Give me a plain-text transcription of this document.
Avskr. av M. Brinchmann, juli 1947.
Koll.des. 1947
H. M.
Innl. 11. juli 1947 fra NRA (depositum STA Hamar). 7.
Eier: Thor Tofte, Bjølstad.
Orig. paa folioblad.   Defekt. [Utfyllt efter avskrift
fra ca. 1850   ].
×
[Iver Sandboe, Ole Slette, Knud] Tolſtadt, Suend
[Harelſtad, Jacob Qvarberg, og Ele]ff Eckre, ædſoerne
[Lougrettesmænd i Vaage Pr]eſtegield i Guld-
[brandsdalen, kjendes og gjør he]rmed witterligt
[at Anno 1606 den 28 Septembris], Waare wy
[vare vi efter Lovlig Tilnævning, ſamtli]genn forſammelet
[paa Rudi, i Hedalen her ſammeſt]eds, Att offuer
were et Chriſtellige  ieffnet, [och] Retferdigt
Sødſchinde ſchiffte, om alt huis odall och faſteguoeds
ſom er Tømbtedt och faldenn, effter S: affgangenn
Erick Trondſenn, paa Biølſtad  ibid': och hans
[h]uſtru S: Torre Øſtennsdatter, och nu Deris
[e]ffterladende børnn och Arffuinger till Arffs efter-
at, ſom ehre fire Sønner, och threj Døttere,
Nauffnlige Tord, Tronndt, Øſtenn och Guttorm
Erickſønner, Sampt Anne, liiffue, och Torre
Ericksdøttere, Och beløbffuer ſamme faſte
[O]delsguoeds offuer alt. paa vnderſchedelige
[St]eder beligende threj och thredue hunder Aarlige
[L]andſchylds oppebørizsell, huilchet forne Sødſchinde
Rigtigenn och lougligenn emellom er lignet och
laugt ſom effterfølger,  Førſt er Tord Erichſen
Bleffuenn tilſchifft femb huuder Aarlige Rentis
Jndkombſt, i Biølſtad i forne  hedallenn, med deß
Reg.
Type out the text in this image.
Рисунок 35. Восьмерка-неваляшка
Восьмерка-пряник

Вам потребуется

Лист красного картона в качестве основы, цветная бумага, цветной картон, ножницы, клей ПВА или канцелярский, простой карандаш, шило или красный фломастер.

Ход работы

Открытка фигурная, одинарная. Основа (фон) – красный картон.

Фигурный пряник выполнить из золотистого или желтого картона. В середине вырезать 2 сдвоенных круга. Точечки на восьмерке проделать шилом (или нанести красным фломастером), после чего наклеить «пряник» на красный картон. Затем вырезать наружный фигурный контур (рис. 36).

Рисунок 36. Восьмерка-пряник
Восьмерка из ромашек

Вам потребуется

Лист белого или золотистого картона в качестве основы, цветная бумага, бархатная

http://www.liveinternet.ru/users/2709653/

### Short problem
Each line of the listing should be copied exactly.

### Solution to the exercise
Give me a plain-text transcription of this document.
Avskr. av M. Brinchmann, juli 1947.
Koll.des. 1947
H. M.
Innl. 11. juli 1947 fra NRA (depositum STA Hamar). 7.
Eier: Thor Tofte, Bjølstad.
Orig. paa folioblad.   Defekt. [Utfyllt efter avskrift
fra ca. 1850   ].
×
[Iver Sandboe, Ole Slette, Knud] Tolſtadt, Suend
[Harelſtad, Jacob Qvarberg, og Ele]ff Eckre, ædſoerne
[Lougrettesmænd i Vaage Pr]eſtegield i Guld-
[brandsdalen, kjendes og gjør he]rmed witterligt
[at Anno 1606 den 28 Septembris], Waare wy
[vare vi efter Lovlig Tilnævning, ſamtli]genn forſammelet
[paa Rudi, i Hedalen her ſammeſt]eds, Att offuer
were et Chriſtellige  ieffnet, [och] Retferdigt
Sødſchinde ſchiffte, om alt huis odall och faſteguoeds
ſom er Tømbtedt och faldenn, effter S: affgangenn
Erick Trondſenn, paa Biølſtad  ibid': och hans
[h]uſtru S: Torre Øſtennsdatter, och nu Deris
[e]ffterladende børnn och Arffuinger till Arffs efter-
at, ſom ehre fire Sønner, och threj Døttere,
Nauffnlige Tord, Tronndt, Øſtenn och Guttorm
Erickſønner, Sampt Anne, liiffue, och Torre
Ericksdøttere, Och beløbffuer ſamme faſte
[O]delsguoeds offuer alt. paa vnderſchedelige
[St]eder beligende threj och thredue hunder Aarlige
[L]andſchylds oppebørizsell, huilchet forne Sødſchinde
Rigtigenn och lougligenn emellom er lignet och
laugt ſom effterfølger,  Førſt er Tord Erichſen
Bleffuenn tilſchifft femb huuder Aarlige Rentis
Jndkombſt, i Biølſtad i forne  hedallenn, med deß
Reg.
Type out the text in this image.
Рисунок 35. Восьмерка-неваляшка
Восьмерка-пряник

Вам потребуется

Лист красного картона в качестве основы, цветная бумага, цветной картон, ножницы, клей ПВА или канцелярский, простой карандаш, шило или красный фломастер.

Ход работы

Открытка фигурная, одинарная. Основа (фон) – красный картон.

Фигурный пряник выполнить из золотистого или желтого картона. В середине вырезать 2 сдвоенных круга. Точечки на восьмерке проделать шилом (или нанести красным фломастером), после чего наклеить «пряник» на красный картон. Затем вырезать наружный фигурный контур (рис. 36).

Рисунок 36. Восьмерка-пряник
Восьмерка из ромашек

Вам потребуется

Лист белого или золотистого картона в качестве основы, цветная бумага, бархатная

http://www.liveinternet.ru/users/2709653/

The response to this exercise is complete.